_Dataset records_.
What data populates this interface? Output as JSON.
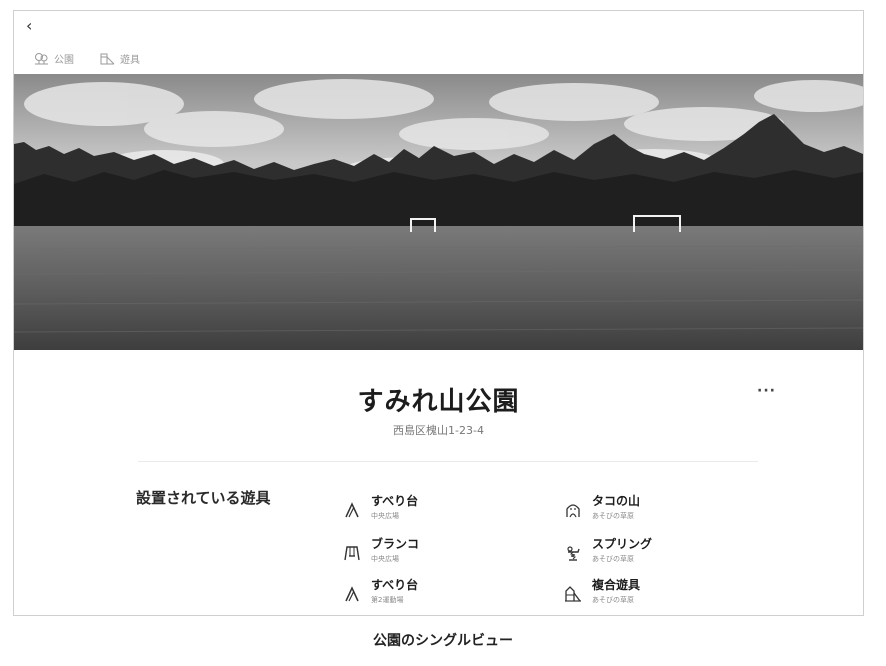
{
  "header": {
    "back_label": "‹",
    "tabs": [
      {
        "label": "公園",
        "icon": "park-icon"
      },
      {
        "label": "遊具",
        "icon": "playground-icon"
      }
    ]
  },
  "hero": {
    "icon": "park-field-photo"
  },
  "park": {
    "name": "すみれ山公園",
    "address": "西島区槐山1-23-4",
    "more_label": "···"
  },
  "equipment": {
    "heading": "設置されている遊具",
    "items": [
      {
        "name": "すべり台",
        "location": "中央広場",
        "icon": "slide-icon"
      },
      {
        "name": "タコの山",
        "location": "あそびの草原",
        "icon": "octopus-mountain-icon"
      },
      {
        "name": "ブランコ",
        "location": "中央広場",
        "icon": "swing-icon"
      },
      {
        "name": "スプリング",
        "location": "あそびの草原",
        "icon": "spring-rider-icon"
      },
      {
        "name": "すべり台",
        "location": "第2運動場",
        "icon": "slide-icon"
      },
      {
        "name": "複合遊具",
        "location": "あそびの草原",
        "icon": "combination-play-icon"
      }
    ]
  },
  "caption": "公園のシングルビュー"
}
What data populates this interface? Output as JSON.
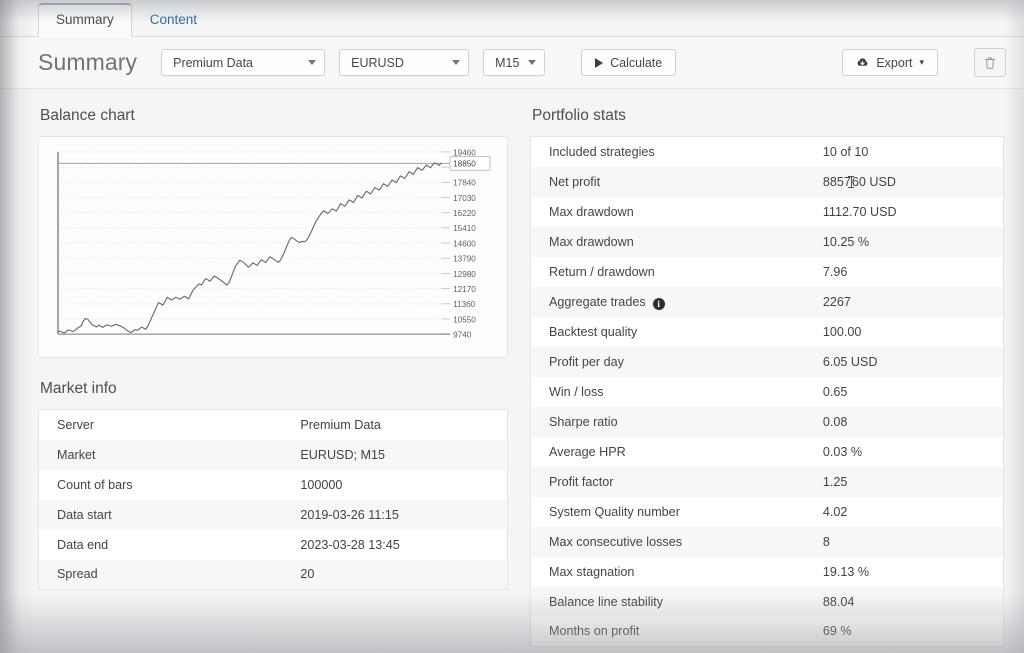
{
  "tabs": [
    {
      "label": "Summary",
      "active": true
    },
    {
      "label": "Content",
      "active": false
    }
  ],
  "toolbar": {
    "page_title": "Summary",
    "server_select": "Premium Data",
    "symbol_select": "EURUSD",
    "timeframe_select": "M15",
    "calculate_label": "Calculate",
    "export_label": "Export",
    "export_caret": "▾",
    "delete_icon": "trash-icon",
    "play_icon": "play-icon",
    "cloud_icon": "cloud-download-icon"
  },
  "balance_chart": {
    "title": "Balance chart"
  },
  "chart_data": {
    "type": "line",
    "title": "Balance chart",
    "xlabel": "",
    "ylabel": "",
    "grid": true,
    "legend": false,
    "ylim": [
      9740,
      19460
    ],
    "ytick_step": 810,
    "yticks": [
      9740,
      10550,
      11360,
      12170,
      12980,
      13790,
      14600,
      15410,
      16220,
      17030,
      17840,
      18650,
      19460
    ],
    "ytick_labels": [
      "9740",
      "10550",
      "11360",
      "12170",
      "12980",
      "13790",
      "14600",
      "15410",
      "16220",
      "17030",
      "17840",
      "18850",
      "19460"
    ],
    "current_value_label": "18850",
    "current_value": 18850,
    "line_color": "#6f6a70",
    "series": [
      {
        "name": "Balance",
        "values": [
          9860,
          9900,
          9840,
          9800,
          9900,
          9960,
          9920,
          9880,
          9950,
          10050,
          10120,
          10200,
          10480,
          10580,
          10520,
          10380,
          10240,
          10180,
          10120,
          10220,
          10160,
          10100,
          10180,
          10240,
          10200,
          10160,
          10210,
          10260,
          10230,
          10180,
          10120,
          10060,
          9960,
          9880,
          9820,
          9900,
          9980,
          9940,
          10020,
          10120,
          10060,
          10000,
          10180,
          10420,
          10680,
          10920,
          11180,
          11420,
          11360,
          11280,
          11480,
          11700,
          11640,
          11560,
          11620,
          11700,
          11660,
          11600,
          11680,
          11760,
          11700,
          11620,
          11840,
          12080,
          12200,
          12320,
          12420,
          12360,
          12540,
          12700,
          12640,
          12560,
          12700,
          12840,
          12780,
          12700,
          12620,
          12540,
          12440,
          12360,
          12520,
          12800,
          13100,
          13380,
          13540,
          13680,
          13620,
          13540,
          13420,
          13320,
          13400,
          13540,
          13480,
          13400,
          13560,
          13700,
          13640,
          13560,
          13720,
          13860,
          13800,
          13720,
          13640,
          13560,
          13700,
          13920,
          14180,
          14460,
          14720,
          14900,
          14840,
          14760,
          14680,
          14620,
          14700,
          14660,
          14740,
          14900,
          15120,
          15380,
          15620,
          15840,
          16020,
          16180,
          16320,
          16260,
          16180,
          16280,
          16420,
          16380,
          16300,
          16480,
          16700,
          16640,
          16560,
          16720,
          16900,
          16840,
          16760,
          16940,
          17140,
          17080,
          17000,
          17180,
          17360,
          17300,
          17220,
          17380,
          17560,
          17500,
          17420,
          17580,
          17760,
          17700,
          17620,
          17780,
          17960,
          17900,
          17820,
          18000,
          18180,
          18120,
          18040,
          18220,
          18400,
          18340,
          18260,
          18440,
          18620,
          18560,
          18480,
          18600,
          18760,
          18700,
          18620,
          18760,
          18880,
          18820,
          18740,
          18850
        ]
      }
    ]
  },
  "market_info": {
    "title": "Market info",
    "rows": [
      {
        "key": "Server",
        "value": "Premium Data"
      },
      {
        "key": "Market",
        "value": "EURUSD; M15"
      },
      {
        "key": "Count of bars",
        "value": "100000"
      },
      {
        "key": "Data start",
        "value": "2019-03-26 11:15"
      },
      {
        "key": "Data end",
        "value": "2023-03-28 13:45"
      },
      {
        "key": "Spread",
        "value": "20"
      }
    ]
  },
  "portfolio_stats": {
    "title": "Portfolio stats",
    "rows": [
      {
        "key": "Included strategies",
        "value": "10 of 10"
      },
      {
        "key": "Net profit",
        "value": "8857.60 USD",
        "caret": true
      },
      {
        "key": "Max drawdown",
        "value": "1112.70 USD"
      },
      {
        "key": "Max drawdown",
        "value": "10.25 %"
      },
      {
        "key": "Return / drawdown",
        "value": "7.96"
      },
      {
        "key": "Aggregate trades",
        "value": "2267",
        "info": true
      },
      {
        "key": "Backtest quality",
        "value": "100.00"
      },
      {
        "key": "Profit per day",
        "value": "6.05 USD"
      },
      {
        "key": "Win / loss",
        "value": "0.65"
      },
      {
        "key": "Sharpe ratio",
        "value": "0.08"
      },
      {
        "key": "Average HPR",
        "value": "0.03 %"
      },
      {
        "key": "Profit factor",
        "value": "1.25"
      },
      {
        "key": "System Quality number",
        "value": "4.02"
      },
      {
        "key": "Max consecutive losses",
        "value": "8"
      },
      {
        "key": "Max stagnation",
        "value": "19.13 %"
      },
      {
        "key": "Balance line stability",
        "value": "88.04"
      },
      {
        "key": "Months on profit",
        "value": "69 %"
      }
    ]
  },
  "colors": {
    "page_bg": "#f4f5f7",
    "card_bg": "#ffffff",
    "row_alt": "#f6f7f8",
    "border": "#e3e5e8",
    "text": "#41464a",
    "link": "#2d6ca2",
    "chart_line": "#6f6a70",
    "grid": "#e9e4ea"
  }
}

_Set problem_.
Copy each line of the entries that includes the word "true".

_Answer_.
      "active": true
    "grid": true,
        "caret": true
        "info": true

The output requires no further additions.